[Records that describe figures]
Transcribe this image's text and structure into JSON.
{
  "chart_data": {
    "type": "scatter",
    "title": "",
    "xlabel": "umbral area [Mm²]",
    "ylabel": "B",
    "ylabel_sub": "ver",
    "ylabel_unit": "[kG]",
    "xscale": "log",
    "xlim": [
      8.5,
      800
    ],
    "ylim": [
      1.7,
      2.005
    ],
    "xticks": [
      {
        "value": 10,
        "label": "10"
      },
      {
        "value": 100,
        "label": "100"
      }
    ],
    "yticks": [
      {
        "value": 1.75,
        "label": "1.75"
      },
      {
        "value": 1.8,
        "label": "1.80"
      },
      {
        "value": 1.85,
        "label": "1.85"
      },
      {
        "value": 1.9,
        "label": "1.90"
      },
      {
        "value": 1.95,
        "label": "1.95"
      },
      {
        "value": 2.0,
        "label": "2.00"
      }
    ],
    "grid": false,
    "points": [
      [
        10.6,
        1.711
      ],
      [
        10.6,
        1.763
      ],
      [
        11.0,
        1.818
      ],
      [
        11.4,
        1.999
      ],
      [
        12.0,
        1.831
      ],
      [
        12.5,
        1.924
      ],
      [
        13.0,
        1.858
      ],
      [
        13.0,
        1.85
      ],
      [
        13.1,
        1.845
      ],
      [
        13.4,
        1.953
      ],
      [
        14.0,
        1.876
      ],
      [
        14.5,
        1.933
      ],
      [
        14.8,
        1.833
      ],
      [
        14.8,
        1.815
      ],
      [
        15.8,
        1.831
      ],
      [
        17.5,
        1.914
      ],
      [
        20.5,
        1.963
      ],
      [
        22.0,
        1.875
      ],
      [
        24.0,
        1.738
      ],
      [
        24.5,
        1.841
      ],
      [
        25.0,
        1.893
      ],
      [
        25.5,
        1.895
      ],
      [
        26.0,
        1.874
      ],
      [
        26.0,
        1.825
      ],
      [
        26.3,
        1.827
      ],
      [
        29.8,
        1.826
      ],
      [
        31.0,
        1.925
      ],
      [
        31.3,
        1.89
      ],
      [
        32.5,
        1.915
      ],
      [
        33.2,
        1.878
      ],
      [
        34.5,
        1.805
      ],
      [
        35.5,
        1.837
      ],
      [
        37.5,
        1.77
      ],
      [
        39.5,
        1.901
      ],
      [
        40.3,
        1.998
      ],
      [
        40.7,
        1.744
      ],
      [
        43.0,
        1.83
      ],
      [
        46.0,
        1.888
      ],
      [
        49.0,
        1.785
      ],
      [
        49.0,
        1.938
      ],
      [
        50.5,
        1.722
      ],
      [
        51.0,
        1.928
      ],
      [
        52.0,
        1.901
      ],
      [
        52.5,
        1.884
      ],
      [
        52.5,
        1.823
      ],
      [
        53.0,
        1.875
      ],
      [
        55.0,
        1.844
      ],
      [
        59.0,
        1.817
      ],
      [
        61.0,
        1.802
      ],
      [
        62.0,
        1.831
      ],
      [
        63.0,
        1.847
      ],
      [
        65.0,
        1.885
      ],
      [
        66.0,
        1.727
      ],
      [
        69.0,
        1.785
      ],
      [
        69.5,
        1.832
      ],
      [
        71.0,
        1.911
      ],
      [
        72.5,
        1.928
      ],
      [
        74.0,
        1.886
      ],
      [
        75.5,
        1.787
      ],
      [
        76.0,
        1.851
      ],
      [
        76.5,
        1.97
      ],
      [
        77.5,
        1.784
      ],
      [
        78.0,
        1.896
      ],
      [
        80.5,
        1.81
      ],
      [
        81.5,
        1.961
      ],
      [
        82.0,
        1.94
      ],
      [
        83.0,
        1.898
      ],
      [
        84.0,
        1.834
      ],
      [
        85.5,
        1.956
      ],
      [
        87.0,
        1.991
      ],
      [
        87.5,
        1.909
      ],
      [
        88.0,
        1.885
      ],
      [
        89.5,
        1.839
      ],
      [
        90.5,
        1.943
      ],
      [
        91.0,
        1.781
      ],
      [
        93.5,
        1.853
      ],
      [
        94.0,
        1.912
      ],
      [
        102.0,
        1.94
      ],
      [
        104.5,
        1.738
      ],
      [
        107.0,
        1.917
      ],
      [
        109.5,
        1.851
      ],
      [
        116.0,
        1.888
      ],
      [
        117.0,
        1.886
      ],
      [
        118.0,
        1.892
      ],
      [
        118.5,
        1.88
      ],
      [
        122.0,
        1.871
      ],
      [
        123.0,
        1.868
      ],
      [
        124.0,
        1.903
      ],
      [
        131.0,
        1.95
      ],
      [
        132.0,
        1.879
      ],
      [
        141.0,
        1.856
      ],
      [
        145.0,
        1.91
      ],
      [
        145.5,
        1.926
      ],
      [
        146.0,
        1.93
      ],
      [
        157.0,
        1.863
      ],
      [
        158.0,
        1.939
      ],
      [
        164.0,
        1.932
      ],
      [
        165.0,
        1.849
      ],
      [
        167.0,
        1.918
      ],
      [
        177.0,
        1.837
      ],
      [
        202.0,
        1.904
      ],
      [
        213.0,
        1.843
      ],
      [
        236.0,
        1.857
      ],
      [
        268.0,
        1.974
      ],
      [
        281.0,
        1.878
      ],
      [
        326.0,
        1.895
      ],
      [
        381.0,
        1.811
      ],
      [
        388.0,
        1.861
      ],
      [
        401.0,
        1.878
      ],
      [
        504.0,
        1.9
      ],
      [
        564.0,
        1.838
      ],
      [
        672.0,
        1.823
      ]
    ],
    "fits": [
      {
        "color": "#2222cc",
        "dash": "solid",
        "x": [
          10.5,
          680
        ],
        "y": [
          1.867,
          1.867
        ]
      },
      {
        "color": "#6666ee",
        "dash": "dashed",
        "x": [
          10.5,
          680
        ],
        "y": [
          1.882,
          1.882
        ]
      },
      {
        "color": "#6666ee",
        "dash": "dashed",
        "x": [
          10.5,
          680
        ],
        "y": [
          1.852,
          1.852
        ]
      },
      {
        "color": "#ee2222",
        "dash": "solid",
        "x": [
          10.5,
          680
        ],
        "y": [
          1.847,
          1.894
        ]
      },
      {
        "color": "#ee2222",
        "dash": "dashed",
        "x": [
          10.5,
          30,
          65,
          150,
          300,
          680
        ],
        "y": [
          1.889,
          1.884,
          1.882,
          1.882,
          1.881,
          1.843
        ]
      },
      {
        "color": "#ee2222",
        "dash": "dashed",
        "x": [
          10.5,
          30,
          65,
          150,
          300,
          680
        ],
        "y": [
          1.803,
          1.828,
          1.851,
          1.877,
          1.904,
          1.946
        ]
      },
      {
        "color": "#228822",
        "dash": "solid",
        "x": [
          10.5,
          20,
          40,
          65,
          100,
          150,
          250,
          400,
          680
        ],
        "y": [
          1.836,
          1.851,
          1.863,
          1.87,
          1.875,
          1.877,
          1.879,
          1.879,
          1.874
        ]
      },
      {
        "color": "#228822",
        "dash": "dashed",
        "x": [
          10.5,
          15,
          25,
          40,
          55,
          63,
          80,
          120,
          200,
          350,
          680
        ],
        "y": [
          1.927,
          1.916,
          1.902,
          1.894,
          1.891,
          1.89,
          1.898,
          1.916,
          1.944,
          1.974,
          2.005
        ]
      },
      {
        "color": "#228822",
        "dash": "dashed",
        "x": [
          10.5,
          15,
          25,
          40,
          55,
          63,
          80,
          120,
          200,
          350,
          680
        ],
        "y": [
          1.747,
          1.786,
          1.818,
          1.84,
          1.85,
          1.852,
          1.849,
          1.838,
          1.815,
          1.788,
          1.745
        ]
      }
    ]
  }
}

## [Requirement]
Retype all of the data shown above, word for word.

## [Written solution]
Transcribe this image's text and structure into JSON.
{
  "chart_data": {
    "type": "scatter",
    "title": "",
    "xlabel": "umbral area [Mm²]",
    "ylabel": "B",
    "ylabel_sub": "ver",
    "ylabel_unit": "[kG]",
    "xscale": "log",
    "xlim": [
      8.5,
      800
    ],
    "ylim": [
      1.7,
      2.005
    ],
    "xticks": [
      {
        "value": 10,
        "label": "10"
      },
      {
        "value": 100,
        "label": "100"
      }
    ],
    "yticks": [
      {
        "value": 1.75,
        "label": "1.75"
      },
      {
        "value": 1.8,
        "label": "1.80"
      },
      {
        "value": 1.85,
        "label": "1.85"
      },
      {
        "value": 1.9,
        "label": "1.90"
      },
      {
        "value": 1.95,
        "label": "1.95"
      },
      {
        "value": 2.0,
        "label": "2.00"
      }
    ],
    "grid": false,
    "points": [
      [
        10.6,
        1.711
      ],
      [
        10.6,
        1.763
      ],
      [
        11.0,
        1.818
      ],
      [
        11.4,
        1.999
      ],
      [
        12.0,
        1.831
      ],
      [
        12.5,
        1.924
      ],
      [
        13.0,
        1.858
      ],
      [
        13.0,
        1.85
      ],
      [
        13.1,
        1.845
      ],
      [
        13.4,
        1.953
      ],
      [
        14.0,
        1.876
      ],
      [
        14.5,
        1.933
      ],
      [
        14.8,
        1.833
      ],
      [
        14.8,
        1.815
      ],
      [
        15.8,
        1.831
      ],
      [
        17.5,
        1.914
      ],
      [
        20.5,
        1.963
      ],
      [
        22.0,
        1.875
      ],
      [
        24.0,
        1.738
      ],
      [
        24.5,
        1.841
      ],
      [
        25.0,
        1.893
      ],
      [
        25.5,
        1.895
      ],
      [
        26.0,
        1.874
      ],
      [
        26.0,
        1.825
      ],
      [
        26.3,
        1.827
      ],
      [
        29.8,
        1.826
      ],
      [
        31.0,
        1.925
      ],
      [
        31.3,
        1.89
      ],
      [
        32.5,
        1.915
      ],
      [
        33.2,
        1.878
      ],
      [
        34.5,
        1.805
      ],
      [
        35.5,
        1.837
      ],
      [
        37.5,
        1.77
      ],
      [
        39.5,
        1.901
      ],
      [
        40.3,
        1.998
      ],
      [
        40.7,
        1.744
      ],
      [
        43.0,
        1.83
      ],
      [
        46.0,
        1.888
      ],
      [
        49.0,
        1.785
      ],
      [
        49.0,
        1.938
      ],
      [
        50.5,
        1.722
      ],
      [
        51.0,
        1.928
      ],
      [
        52.0,
        1.901
      ],
      [
        52.5,
        1.884
      ],
      [
        52.5,
        1.823
      ],
      [
        53.0,
        1.875
      ],
      [
        55.0,
        1.844
      ],
      [
        59.0,
        1.817
      ],
      [
        61.0,
        1.802
      ],
      [
        62.0,
        1.831
      ],
      [
        63.0,
        1.847
      ],
      [
        65.0,
        1.885
      ],
      [
        66.0,
        1.727
      ],
      [
        69.0,
        1.785
      ],
      [
        69.5,
        1.832
      ],
      [
        71.0,
        1.911
      ],
      [
        72.5,
        1.928
      ],
      [
        74.0,
        1.886
      ],
      [
        75.5,
        1.787
      ],
      [
        76.0,
        1.851
      ],
      [
        76.5,
        1.97
      ],
      [
        77.5,
        1.784
      ],
      [
        78.0,
        1.896
      ],
      [
        80.5,
        1.81
      ],
      [
        81.5,
        1.961
      ],
      [
        82.0,
        1.94
      ],
      [
        83.0,
        1.898
      ],
      [
        84.0,
        1.834
      ],
      [
        85.5,
        1.956
      ],
      [
        87.0,
        1.991
      ],
      [
        87.5,
        1.909
      ],
      [
        88.0,
        1.885
      ],
      [
        89.5,
        1.839
      ],
      [
        90.5,
        1.943
      ],
      [
        91.0,
        1.781
      ],
      [
        93.5,
        1.853
      ],
      [
        94.0,
        1.912
      ],
      [
        102.0,
        1.94
      ],
      [
        104.5,
        1.738
      ],
      [
        107.0,
        1.917
      ],
      [
        109.5,
        1.851
      ],
      [
        116.0,
        1.888
      ],
      [
        117.0,
        1.886
      ],
      [
        118.0,
        1.892
      ],
      [
        118.5,
        1.88
      ],
      [
        122.0,
        1.871
      ],
      [
        123.0,
        1.868
      ],
      [
        124.0,
        1.903
      ],
      [
        131.0,
        1.95
      ],
      [
        132.0,
        1.879
      ],
      [
        141.0,
        1.856
      ],
      [
        145.0,
        1.91
      ],
      [
        145.5,
        1.926
      ],
      [
        146.0,
        1.93
      ],
      [
        157.0,
        1.863
      ],
      [
        158.0,
        1.939
      ],
      [
        164.0,
        1.932
      ],
      [
        165.0,
        1.849
      ],
      [
        167.0,
        1.918
      ],
      [
        177.0,
        1.837
      ],
      [
        202.0,
        1.904
      ],
      [
        213.0,
        1.843
      ],
      [
        236.0,
        1.857
      ],
      [
        268.0,
        1.974
      ],
      [
        281.0,
        1.878
      ],
      [
        326.0,
        1.895
      ],
      [
        381.0,
        1.811
      ],
      [
        388.0,
        1.861
      ],
      [
        401.0,
        1.878
      ],
      [
        504.0,
        1.9
      ],
      [
        564.0,
        1.838
      ],
      [
        672.0,
        1.823
      ]
    ],
    "fits": [
      {
        "color": "#2222cc",
        "dash": "solid",
        "x": [
          10.5,
          680
        ],
        "y": [
          1.867,
          1.867
        ]
      },
      {
        "color": "#6666ee",
        "dash": "dashed",
        "x": [
          10.5,
          680
        ],
        "y": [
          1.882,
          1.882
        ]
      },
      {
        "color": "#6666ee",
        "dash": "dashed",
        "x": [
          10.5,
          680
        ],
        "y": [
          1.852,
          1.852
        ]
      },
      {
        "color": "#ee2222",
        "dash": "solid",
        "x": [
          10.5,
          680
        ],
        "y": [
          1.847,
          1.894
        ]
      },
      {
        "color": "#ee2222",
        "dash": "dashed",
        "x": [
          10.5,
          30,
          65,
          150,
          300,
          680
        ],
        "y": [
          1.889,
          1.884,
          1.882,
          1.882,
          1.881,
          1.843
        ]
      },
      {
        "color": "#ee2222",
        "dash": "dashed",
        "x": [
          10.5,
          30,
          65,
          150,
          300,
          680
        ],
        "y": [
          1.803,
          1.828,
          1.851,
          1.877,
          1.904,
          1.946
        ]
      },
      {
        "color": "#228822",
        "dash": "solid",
        "x": [
          10.5,
          20,
          40,
          65,
          100,
          150,
          250,
          400,
          680
        ],
        "y": [
          1.836,
          1.851,
          1.863,
          1.87,
          1.875,
          1.877,
          1.879,
          1.879,
          1.874
        ]
      },
      {
        "color": "#228822",
        "dash": "dashed",
        "x": [
          10.5,
          15,
          25,
          40,
          55,
          63,
          80,
          120,
          200,
          350,
          680
        ],
        "y": [
          1.927,
          1.916,
          1.902,
          1.894,
          1.891,
          1.89,
          1.898,
          1.916,
          1.944,
          1.974,
          2.005
        ]
      },
      {
        "color": "#228822",
        "dash": "dashed",
        "x": [
          10.5,
          15,
          25,
          40,
          55,
          63,
          80,
          120,
          200,
          350,
          680
        ],
        "y": [
          1.747,
          1.786,
          1.818,
          1.84,
          1.85,
          1.852,
          1.849,
          1.838,
          1.815,
          1.788,
          1.745
        ]
      }
    ]
  }
}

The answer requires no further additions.